◆ **WORK TO BE COMPLETED**
Locate each line of the material that contains "Semi", then return it.

--- start DATA SHOWN ---

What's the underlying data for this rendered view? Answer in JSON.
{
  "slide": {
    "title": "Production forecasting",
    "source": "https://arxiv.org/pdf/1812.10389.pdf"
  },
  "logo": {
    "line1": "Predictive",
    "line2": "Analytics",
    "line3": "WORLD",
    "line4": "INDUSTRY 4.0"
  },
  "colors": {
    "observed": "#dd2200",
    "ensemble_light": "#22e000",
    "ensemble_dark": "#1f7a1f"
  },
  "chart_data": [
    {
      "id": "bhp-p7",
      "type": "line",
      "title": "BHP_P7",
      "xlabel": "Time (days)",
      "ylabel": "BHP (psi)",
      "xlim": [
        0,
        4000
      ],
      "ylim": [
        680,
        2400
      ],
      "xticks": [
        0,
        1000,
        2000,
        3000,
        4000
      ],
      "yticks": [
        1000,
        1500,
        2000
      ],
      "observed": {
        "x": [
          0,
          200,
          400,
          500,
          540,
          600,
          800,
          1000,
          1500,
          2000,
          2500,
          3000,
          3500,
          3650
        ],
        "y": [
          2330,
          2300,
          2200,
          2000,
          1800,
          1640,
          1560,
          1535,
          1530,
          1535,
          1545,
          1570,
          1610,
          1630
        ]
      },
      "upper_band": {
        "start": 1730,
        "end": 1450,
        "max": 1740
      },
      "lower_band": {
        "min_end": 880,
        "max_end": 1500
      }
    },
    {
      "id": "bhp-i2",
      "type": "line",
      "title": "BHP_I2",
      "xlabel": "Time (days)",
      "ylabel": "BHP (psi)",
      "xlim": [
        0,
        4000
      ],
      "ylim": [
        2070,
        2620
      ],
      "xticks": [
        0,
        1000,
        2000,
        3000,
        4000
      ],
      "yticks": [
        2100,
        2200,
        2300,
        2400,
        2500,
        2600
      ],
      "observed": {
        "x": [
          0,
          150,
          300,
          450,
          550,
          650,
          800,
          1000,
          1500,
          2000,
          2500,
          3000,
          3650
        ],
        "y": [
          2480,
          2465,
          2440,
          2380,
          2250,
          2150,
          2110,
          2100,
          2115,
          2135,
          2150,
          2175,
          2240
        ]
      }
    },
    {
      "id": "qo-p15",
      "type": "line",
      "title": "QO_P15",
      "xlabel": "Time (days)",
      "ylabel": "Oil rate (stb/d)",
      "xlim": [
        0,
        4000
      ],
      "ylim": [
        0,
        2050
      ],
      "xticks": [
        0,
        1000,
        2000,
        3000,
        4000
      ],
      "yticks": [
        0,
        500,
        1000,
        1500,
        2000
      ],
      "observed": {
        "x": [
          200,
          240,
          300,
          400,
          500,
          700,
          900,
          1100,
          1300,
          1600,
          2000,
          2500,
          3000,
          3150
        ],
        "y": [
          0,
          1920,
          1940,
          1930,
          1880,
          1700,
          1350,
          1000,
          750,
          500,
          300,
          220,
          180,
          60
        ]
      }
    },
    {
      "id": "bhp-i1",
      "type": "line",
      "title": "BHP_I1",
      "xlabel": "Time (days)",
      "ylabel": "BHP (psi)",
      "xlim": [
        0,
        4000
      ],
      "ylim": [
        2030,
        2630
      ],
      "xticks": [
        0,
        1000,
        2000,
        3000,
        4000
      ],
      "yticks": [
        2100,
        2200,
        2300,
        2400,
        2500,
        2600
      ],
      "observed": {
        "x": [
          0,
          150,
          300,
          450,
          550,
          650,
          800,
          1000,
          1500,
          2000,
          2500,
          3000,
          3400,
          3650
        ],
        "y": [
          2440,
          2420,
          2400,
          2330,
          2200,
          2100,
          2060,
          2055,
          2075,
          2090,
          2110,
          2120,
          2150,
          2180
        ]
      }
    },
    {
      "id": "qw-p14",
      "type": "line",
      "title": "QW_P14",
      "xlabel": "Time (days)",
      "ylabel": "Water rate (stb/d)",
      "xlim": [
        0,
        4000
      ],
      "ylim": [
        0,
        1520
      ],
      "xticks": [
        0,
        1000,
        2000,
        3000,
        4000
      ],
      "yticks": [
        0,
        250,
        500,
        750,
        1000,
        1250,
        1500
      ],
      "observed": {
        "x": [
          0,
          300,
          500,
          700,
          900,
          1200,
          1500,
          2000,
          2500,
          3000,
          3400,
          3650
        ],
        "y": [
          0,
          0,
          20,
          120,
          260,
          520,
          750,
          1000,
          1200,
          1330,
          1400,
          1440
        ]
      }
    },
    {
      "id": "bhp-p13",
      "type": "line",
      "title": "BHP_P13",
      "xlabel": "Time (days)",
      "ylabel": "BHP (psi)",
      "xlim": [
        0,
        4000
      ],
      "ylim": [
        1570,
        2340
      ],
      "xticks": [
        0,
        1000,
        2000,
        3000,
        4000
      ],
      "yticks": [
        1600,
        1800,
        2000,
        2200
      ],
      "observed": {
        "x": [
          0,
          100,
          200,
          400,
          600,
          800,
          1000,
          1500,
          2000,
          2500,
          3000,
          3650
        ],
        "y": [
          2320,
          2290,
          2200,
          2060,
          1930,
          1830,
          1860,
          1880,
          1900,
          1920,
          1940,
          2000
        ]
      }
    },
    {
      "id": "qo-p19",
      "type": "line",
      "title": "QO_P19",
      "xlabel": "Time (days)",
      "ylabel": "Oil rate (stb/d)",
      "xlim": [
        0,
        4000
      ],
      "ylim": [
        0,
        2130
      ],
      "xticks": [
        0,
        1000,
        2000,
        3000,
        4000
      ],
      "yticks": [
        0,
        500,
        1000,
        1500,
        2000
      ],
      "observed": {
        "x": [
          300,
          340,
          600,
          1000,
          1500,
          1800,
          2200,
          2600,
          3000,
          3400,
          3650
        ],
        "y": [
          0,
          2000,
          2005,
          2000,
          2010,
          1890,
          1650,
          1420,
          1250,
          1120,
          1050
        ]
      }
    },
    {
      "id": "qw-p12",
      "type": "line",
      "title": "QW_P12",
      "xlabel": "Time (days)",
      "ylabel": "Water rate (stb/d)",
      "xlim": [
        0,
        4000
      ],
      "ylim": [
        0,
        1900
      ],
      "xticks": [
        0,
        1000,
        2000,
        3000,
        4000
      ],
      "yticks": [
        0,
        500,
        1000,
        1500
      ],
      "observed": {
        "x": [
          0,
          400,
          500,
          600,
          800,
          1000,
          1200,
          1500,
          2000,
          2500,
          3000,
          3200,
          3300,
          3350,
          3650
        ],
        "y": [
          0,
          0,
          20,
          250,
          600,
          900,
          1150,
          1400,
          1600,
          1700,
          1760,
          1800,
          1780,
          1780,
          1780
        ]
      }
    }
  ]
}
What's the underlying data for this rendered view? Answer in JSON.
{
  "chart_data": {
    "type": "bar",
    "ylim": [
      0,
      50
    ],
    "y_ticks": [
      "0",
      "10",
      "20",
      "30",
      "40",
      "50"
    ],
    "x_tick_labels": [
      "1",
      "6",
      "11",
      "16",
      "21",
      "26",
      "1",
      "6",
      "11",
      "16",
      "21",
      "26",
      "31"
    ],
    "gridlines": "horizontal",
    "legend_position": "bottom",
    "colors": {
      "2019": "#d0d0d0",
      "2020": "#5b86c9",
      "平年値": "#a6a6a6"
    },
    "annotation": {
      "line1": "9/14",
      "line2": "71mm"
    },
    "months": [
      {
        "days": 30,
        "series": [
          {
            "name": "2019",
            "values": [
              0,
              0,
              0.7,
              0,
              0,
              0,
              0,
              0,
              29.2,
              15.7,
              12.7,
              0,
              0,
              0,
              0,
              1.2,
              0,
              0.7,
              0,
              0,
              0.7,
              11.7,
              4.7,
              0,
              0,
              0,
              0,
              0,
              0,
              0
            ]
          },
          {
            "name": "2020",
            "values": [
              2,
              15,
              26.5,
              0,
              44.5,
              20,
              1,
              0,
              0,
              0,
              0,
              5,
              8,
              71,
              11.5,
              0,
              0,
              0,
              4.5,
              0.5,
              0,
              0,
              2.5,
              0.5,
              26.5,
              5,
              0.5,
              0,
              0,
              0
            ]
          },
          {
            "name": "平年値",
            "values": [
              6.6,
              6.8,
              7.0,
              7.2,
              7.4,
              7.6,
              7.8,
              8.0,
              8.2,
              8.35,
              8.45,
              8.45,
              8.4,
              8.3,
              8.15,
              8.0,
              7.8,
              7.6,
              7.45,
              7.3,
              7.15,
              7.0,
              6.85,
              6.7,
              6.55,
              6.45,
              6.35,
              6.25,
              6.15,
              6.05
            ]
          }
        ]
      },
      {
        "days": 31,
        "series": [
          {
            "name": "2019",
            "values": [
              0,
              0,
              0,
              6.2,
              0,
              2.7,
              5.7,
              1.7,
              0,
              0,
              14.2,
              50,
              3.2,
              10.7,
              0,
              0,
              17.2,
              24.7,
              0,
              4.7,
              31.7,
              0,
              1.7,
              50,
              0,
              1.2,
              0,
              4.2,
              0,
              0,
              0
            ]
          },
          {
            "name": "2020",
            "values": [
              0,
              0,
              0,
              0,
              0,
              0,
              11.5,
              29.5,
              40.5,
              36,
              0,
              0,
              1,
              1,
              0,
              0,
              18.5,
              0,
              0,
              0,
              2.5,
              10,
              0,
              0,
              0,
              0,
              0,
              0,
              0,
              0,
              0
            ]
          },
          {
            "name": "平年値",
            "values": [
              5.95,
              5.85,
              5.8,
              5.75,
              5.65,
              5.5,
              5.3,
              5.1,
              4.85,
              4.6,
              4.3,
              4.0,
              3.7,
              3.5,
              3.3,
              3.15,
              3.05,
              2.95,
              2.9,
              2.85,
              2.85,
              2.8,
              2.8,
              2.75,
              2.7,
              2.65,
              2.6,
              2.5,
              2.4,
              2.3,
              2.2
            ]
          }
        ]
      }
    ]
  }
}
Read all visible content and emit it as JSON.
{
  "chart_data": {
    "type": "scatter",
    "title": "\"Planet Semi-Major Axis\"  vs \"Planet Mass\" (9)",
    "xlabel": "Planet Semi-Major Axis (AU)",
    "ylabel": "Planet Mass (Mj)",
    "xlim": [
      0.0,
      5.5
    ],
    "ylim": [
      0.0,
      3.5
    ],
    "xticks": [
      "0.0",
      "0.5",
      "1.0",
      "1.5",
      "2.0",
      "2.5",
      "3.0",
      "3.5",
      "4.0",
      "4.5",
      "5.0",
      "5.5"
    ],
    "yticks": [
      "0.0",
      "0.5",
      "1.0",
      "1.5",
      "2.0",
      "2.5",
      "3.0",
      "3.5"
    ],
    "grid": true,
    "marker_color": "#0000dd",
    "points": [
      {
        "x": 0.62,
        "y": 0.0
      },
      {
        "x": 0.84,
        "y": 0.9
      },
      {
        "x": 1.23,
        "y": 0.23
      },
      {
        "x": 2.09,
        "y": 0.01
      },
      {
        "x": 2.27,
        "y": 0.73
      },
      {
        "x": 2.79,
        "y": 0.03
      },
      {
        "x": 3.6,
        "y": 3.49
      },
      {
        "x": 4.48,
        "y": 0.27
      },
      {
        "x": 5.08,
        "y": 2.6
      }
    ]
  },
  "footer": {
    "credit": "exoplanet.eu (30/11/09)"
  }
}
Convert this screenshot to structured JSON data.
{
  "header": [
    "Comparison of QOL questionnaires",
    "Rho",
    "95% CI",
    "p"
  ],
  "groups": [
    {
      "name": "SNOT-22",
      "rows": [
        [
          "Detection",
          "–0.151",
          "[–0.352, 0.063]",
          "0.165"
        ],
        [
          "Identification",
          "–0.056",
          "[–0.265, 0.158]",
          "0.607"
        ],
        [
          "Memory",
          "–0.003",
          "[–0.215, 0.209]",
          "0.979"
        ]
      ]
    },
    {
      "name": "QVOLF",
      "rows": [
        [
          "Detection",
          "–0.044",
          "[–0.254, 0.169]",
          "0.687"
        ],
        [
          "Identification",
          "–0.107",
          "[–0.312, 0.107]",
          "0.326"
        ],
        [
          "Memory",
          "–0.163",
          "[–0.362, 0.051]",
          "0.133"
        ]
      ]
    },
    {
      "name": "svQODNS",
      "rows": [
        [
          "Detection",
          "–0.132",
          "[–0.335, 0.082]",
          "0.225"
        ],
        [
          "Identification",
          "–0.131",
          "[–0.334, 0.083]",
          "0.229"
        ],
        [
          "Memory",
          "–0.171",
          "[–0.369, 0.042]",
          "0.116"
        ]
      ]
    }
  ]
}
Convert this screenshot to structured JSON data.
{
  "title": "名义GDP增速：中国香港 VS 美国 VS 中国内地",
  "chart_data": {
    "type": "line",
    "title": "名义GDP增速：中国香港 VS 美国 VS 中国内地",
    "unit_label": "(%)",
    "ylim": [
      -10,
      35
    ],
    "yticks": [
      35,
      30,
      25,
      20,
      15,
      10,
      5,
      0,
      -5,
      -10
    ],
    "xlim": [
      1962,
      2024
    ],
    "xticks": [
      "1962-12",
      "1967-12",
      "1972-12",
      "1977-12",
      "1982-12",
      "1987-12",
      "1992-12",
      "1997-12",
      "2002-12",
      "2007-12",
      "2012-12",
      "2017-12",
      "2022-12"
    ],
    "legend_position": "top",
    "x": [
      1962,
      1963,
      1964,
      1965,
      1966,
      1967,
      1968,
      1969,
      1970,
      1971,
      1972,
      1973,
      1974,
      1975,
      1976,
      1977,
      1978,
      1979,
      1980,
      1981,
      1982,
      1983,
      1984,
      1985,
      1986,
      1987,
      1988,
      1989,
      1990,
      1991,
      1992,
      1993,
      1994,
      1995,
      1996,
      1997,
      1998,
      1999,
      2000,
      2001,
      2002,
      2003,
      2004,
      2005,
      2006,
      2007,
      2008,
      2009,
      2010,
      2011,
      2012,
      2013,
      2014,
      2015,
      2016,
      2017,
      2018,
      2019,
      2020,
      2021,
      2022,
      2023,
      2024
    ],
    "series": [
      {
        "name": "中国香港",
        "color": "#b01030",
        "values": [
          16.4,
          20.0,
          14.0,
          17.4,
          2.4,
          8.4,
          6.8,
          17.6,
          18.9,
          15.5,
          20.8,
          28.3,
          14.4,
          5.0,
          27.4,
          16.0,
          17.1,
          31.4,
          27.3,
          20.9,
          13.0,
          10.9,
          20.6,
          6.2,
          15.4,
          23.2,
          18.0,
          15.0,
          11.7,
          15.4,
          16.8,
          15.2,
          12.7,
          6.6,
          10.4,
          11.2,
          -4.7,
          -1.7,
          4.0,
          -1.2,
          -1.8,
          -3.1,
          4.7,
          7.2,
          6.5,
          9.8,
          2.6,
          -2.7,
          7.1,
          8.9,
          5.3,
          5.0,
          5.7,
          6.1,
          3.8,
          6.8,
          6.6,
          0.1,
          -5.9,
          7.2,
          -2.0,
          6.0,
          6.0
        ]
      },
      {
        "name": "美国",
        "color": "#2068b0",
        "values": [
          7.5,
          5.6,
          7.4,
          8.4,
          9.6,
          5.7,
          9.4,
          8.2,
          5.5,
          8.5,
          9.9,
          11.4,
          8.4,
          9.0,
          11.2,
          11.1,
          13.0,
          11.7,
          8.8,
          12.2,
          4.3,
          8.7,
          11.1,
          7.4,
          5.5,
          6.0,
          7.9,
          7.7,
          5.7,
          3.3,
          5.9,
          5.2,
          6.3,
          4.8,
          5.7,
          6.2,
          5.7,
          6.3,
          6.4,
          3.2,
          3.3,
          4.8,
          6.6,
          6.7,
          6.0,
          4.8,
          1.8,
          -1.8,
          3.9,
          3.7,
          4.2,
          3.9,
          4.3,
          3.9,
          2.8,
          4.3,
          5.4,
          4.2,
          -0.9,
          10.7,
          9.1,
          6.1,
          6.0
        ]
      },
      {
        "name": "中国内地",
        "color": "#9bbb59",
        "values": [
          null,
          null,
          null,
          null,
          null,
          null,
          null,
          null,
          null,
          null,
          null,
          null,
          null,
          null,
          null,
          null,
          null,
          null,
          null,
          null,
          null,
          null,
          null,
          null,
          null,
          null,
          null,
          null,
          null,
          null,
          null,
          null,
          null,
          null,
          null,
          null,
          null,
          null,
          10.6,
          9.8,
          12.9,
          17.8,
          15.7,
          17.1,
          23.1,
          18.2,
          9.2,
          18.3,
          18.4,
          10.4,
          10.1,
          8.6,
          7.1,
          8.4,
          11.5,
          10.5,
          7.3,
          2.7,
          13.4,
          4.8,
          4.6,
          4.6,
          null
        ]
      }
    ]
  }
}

--- end DATA SHOWN ---

◆ **RESULT OF THE EXERCISE**
    "title": "\"Planet Semi-Major Axis\"  vs \"Planet Mass\" (9)",
    "xlabel": "Planet Semi-Major Axis (AU)",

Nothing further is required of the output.